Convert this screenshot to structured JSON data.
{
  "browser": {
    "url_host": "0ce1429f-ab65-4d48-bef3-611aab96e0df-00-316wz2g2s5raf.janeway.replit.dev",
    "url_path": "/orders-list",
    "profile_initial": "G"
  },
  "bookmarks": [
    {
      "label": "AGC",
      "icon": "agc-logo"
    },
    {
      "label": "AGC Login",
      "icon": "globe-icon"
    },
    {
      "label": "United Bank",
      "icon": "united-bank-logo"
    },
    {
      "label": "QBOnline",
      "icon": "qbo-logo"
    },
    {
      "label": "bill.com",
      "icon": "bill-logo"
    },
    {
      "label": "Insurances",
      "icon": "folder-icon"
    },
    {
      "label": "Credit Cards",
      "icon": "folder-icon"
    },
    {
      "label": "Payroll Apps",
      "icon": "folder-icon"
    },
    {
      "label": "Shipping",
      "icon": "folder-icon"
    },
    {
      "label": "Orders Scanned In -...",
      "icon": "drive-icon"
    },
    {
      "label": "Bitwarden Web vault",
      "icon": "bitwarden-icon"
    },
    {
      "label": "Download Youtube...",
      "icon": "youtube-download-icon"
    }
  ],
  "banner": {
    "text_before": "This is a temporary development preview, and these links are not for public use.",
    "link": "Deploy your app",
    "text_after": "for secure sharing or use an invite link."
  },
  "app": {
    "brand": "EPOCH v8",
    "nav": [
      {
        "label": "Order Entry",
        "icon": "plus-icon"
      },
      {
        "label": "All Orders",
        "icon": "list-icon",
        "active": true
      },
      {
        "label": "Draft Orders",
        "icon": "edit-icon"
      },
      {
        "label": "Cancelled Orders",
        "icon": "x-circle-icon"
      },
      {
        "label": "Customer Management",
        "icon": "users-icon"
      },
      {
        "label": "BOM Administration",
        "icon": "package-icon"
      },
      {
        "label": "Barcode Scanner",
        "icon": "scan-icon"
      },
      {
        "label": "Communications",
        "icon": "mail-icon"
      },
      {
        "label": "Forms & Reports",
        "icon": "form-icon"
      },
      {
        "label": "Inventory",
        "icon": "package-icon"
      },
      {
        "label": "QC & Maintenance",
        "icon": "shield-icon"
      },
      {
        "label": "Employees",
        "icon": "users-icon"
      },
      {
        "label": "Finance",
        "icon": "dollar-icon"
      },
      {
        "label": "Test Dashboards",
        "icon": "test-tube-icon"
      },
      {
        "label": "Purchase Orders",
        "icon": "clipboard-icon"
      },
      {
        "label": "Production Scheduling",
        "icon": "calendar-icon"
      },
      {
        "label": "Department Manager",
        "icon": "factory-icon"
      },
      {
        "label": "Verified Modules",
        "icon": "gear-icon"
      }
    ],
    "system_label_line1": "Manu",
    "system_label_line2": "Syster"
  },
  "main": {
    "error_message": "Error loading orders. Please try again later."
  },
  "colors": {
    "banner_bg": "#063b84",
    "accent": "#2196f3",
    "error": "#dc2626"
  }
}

──────

- Task to carry out: Copy the records above exactly as they appear.

- Full solution:
Convert this screenshot to structured JSON data.
{
  "browser": {
    "url_host": "0ce1429f-ab65-4d48-bef3-611aab96e0df-00-316wz2g2s5raf.janeway.replit.dev",
    "url_path": "/orders-list",
    "profile_initial": "G"
  },
  "bookmarks": [
    {
      "label": "AGC",
      "icon": "agc-logo"
    },
    {
      "label": "AGC Login",
      "icon": "globe-icon"
    },
    {
      "label": "United Bank",
      "icon": "united-bank-logo"
    },
    {
      "label": "QBOnline",
      "icon": "qbo-logo"
    },
    {
      "label": "bill.com",
      "icon": "bill-logo"
    },
    {
      "label": "Insurances",
      "icon": "folder-icon"
    },
    {
      "label": "Credit Cards",
      "icon": "folder-icon"
    },
    {
      "label": "Payroll Apps",
      "icon": "folder-icon"
    },
    {
      "label": "Shipping",
      "icon": "folder-icon"
    },
    {
      "label": "Orders Scanned In -...",
      "icon": "drive-icon"
    },
    {
      "label": "Bitwarden Web vault",
      "icon": "bitwarden-icon"
    },
    {
      "label": "Download Youtube...",
      "icon": "youtube-download-icon"
    }
  ],
  "banner": {
    "text_before": "This is a temporary development preview, and these links are not for public use.",
    "link": "Deploy your app",
    "text_after": "for secure sharing or use an invite link."
  },
  "app": {
    "brand": "EPOCH v8",
    "nav": [
      {
        "label": "Order Entry",
        "icon": "plus-icon"
      },
      {
        "label": "All Orders",
        "icon": "list-icon",
        "active": true
      },
      {
        "label": "Draft Orders",
        "icon": "edit-icon"
      },
      {
        "label": "Cancelled Orders",
        "icon": "x-circle-icon"
      },
      {
        "label": "Customer Management",
        "icon": "users-icon"
      },
      {
        "label": "BOM Administration",
        "icon": "package-icon"
      },
      {
        "label": "Barcode Scanner",
        "icon": "scan-icon"
      },
      {
        "label": "Communications",
        "icon": "mail-icon"
      },
      {
        "label": "Forms & Reports",
        "icon": "form-icon"
      },
      {
        "label": "Inventory",
        "icon": "package-icon"
      },
      {
        "label": "QC & Maintenance",
        "icon": "shield-icon"
      },
      {
        "label": "Employees",
        "icon": "users-icon"
      },
      {
        "label": "Finance",
        "icon": "dollar-icon"
      },
      {
        "label": "Test Dashboards",
        "icon": "test-tube-icon"
      },
      {
        "label": "Purchase Orders",
        "icon": "clipboard-icon"
      },
      {
        "label": "Production Scheduling",
        "icon": "calendar-icon"
      },
      {
        "label": "Department Manager",
        "icon": "factory-icon"
      },
      {
        "label": "Verified Modules",
        "icon": "gear-icon"
      }
    ],
    "system_label_line1": "Manu",
    "system_label_line2": "Syster"
  },
  "main": {
    "error_message": "Error loading orders. Please try again later."
  },
  "colors": {
    "banner_bg": "#063b84",
    "accent": "#2196f3",
    "error": "#dc2626"
  }
}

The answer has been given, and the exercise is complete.